## Brief
Reproduce verbatim the listing lines below, from the line with "waterfall-bar [8, 288, 35, 340]" to the line with "gridline [6, 340, 794, 341]", including both of those lines.

## Available data

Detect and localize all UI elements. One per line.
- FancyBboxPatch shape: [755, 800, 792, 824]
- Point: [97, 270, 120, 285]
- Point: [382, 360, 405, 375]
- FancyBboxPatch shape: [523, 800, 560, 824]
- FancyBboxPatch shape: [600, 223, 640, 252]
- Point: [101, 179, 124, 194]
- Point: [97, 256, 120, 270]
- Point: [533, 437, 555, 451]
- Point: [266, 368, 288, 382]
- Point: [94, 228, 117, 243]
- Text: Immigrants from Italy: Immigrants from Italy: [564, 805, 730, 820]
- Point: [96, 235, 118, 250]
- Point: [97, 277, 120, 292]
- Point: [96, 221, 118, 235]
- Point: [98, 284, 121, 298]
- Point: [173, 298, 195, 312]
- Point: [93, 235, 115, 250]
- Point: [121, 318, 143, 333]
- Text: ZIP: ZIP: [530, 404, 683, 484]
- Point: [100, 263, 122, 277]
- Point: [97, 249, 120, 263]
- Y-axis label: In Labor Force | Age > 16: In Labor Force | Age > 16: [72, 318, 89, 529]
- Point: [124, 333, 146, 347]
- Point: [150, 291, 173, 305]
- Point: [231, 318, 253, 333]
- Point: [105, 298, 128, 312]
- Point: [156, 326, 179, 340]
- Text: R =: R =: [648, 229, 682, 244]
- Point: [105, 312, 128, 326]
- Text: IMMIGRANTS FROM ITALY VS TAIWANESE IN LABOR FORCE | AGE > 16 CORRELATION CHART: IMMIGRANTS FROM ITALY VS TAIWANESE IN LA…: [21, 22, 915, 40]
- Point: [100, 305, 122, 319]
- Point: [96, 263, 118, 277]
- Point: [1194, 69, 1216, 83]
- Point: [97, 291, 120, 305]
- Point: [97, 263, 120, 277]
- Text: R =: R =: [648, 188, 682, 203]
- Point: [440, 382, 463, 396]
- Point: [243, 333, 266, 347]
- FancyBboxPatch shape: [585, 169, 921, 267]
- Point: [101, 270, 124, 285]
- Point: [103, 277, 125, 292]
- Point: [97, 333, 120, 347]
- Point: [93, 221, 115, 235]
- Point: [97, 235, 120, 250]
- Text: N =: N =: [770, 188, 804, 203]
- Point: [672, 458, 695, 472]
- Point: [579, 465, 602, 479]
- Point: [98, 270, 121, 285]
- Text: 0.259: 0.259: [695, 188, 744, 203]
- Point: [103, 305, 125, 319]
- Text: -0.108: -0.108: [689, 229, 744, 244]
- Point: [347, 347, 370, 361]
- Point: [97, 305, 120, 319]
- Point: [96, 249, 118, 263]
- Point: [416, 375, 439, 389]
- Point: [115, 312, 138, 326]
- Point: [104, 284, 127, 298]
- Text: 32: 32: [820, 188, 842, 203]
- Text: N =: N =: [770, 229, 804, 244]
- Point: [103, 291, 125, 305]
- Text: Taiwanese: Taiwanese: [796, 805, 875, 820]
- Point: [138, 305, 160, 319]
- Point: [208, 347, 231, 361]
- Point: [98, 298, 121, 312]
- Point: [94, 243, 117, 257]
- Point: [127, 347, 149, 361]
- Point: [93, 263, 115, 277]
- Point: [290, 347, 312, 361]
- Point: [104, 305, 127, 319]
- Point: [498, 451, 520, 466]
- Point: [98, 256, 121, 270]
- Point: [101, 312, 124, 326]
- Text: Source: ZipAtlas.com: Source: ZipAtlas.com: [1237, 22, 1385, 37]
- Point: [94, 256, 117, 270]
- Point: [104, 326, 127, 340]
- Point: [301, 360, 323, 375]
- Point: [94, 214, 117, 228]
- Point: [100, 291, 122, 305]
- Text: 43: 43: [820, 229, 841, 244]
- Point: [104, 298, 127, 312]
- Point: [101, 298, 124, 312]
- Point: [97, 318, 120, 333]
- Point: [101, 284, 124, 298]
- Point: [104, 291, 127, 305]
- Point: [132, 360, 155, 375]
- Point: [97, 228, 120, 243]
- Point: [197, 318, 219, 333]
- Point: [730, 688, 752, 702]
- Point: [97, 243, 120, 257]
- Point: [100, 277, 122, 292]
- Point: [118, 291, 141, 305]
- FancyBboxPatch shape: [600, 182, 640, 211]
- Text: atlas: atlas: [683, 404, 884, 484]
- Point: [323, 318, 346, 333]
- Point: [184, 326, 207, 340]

---

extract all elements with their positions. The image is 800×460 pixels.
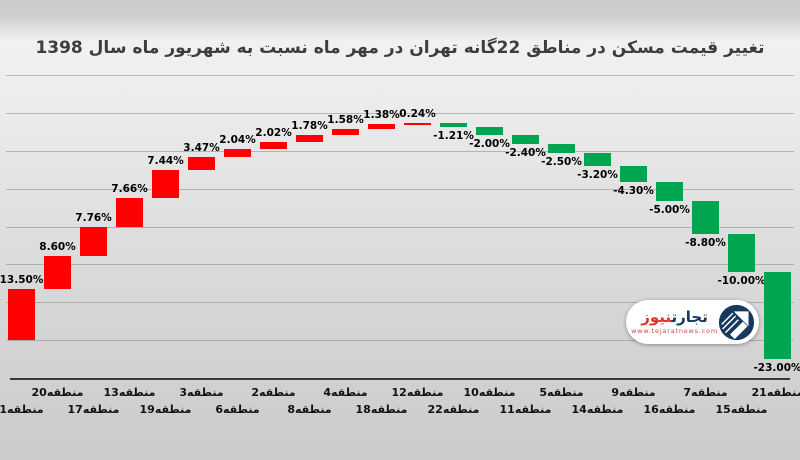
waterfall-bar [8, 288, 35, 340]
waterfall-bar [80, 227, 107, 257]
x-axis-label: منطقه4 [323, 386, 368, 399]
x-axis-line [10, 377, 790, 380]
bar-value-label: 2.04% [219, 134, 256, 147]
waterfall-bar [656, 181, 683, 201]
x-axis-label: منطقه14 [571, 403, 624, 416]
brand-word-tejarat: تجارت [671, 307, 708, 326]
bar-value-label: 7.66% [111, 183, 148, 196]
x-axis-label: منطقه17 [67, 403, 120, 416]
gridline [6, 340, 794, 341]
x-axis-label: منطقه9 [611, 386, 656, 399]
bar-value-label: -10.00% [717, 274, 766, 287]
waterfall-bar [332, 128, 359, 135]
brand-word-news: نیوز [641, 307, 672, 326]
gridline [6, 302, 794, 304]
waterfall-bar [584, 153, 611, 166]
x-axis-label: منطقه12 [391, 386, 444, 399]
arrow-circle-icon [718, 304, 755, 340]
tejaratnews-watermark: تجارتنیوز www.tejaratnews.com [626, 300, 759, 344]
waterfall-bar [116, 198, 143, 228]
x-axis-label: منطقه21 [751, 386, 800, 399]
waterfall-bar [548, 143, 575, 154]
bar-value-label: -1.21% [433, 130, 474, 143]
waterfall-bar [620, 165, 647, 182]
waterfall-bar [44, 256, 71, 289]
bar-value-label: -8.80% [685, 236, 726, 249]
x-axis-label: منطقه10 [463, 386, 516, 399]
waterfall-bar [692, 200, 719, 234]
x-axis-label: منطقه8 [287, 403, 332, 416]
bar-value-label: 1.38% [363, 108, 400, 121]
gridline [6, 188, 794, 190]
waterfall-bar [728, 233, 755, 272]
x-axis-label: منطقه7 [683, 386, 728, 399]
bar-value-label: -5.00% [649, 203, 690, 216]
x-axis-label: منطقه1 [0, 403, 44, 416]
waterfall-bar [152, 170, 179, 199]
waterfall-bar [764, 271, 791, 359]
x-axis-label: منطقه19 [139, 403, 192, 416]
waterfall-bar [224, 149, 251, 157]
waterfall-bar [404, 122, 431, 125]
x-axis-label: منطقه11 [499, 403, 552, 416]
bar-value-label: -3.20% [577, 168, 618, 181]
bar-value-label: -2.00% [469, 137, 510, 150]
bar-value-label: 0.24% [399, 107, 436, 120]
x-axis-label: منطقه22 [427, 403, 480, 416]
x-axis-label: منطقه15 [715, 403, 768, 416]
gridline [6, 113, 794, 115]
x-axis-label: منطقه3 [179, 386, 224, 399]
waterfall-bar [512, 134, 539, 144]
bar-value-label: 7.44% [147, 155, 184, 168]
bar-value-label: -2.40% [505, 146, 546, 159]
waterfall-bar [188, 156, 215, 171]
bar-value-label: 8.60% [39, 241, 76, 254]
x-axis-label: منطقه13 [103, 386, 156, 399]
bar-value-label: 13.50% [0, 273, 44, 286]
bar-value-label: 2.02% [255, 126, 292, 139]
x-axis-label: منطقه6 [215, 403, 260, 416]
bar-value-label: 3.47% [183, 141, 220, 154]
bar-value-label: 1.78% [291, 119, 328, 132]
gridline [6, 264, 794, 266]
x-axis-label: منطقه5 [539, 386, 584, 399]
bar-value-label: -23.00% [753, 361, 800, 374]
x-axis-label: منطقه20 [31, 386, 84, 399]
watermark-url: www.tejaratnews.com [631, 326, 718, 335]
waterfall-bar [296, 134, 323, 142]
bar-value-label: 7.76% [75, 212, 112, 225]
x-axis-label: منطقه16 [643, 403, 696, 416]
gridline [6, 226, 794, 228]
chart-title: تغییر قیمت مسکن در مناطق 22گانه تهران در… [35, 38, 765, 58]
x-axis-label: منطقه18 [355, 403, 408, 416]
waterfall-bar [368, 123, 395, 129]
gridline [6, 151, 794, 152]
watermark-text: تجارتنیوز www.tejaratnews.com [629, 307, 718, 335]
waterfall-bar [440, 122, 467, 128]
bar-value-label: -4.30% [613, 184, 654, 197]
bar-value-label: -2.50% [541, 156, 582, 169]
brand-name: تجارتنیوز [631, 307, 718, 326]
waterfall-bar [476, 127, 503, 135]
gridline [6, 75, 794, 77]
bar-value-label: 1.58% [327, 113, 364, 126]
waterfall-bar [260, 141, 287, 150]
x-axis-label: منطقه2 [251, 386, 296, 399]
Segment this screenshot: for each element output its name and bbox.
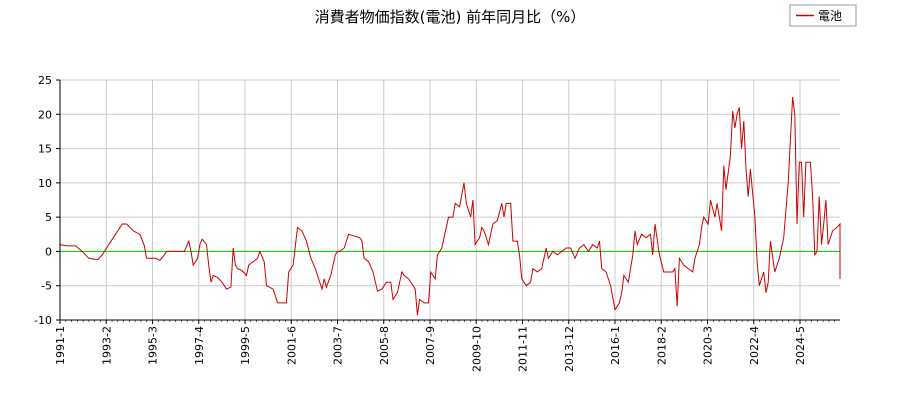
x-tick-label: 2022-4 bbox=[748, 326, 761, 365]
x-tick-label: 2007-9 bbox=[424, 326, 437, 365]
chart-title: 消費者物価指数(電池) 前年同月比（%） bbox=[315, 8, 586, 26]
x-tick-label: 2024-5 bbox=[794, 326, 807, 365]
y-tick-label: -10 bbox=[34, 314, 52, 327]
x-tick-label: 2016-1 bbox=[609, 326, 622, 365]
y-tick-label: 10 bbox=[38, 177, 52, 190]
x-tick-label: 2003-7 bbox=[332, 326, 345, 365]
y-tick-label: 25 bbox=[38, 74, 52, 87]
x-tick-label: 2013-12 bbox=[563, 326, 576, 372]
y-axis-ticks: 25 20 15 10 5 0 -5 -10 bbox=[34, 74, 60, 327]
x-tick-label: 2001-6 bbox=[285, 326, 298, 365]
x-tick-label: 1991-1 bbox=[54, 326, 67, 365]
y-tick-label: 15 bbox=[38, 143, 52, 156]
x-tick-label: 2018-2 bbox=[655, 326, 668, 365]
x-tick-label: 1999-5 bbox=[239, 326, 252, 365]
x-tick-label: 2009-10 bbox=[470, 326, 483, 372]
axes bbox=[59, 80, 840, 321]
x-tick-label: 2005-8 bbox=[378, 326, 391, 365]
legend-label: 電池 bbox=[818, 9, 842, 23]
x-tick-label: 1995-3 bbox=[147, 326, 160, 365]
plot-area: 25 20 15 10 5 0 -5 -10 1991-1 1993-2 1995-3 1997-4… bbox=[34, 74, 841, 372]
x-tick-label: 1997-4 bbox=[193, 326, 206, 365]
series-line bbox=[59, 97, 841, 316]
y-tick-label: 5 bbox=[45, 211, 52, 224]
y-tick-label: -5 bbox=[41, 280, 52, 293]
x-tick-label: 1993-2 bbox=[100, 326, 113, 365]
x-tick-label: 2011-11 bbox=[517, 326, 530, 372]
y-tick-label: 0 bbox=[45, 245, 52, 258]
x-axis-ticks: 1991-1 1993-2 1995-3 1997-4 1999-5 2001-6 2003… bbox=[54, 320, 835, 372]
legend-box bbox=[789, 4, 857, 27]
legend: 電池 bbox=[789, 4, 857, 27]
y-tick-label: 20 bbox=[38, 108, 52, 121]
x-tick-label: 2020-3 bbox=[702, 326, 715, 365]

...

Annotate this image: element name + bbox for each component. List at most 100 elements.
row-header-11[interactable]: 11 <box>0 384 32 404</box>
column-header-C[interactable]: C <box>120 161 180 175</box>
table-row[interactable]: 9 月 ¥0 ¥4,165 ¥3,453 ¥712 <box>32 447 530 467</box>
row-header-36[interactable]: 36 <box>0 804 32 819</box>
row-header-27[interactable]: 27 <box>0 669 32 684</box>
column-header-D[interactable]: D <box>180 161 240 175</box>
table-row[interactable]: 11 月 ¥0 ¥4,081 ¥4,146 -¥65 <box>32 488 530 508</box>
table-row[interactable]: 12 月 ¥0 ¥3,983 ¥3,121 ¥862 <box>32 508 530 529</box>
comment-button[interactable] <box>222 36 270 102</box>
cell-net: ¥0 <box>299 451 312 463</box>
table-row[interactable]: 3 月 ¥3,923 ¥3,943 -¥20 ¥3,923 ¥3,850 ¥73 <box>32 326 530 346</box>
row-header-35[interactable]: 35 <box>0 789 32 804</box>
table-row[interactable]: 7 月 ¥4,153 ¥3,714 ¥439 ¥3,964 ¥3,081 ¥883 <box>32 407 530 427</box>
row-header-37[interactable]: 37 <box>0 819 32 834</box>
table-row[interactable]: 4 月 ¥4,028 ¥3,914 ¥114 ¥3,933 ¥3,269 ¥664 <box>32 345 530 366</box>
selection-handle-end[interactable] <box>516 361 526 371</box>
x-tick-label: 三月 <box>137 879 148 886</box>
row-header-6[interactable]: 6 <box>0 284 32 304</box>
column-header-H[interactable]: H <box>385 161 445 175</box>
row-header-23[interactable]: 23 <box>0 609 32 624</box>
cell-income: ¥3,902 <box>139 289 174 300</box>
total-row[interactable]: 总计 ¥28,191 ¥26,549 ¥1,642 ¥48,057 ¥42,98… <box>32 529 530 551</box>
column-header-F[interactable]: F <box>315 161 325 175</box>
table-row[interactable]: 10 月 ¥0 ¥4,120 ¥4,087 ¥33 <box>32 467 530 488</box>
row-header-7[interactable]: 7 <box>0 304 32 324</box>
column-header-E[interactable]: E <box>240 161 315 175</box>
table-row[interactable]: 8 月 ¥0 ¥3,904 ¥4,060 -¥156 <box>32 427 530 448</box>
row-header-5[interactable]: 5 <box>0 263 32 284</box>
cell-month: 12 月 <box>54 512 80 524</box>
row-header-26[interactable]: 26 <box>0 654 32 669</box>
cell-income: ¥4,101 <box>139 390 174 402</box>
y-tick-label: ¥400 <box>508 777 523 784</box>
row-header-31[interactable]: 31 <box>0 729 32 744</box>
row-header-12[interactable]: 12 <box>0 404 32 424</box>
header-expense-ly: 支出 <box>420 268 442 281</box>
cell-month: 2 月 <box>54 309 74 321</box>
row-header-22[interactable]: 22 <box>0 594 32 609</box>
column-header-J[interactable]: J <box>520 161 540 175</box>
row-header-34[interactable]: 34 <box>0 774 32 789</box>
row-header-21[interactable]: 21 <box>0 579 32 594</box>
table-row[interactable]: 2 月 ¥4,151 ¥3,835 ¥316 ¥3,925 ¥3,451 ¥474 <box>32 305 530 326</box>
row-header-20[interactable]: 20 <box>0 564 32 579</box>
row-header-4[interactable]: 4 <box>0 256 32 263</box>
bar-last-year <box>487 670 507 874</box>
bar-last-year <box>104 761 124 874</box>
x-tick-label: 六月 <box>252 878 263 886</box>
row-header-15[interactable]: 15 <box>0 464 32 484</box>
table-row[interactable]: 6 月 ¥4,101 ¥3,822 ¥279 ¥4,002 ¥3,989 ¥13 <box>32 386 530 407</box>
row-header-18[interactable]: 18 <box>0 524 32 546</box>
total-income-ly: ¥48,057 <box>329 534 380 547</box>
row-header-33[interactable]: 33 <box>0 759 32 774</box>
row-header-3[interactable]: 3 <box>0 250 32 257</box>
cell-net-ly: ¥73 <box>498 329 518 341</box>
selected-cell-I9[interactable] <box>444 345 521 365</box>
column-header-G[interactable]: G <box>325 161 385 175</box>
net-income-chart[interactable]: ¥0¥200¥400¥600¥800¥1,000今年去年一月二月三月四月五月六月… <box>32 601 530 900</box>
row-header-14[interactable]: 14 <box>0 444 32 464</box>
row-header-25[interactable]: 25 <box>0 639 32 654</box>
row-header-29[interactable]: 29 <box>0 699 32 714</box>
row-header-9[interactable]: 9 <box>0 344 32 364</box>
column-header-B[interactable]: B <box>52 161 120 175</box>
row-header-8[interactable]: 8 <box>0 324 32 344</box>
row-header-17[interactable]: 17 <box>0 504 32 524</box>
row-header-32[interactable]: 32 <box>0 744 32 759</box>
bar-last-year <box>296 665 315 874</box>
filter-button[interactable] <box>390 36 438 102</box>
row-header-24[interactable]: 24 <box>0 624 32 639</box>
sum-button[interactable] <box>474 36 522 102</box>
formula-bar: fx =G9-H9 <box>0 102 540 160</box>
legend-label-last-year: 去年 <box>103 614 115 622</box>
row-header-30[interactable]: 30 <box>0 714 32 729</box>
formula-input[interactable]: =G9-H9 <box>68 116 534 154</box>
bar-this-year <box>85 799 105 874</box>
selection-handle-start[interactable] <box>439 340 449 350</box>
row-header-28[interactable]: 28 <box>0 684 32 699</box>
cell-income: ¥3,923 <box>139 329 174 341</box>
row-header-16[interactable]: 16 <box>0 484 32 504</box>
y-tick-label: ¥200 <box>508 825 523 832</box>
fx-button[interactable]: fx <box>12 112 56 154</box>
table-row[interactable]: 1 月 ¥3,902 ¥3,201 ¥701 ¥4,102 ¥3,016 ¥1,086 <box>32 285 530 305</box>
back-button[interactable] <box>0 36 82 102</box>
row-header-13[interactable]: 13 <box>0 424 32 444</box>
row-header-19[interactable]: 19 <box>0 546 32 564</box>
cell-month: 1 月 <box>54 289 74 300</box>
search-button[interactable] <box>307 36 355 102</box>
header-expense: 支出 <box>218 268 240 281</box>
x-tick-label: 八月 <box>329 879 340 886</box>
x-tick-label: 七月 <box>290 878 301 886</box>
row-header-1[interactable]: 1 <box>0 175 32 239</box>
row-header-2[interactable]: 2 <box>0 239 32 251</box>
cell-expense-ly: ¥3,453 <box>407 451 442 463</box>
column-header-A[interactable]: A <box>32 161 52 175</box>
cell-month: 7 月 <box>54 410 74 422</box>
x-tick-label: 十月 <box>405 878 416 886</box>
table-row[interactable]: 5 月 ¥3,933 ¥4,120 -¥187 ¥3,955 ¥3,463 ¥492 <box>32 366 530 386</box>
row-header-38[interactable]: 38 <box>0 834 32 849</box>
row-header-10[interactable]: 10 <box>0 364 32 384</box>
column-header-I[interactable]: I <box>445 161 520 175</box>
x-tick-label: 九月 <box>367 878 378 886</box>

## Completed task
waterfall-bar [8, 288, 35, 340]
waterfall-bar [80, 227, 107, 257]
x-axis-label: منطقه4 [323, 386, 368, 399]
x-axis-line [10, 377, 790, 380]
bar-value-label: 2.04% [219, 134, 256, 147]
waterfall-bar [656, 181, 683, 201]
x-axis-label: منطقه14 [571, 403, 624, 416]
brand-word-tejarat: تجارت [671, 307, 708, 326]
bar-value-label: 7.66% [111, 183, 148, 196]
x-axis-label: منطقه17 [67, 403, 120, 416]
gridline [6, 340, 794, 341]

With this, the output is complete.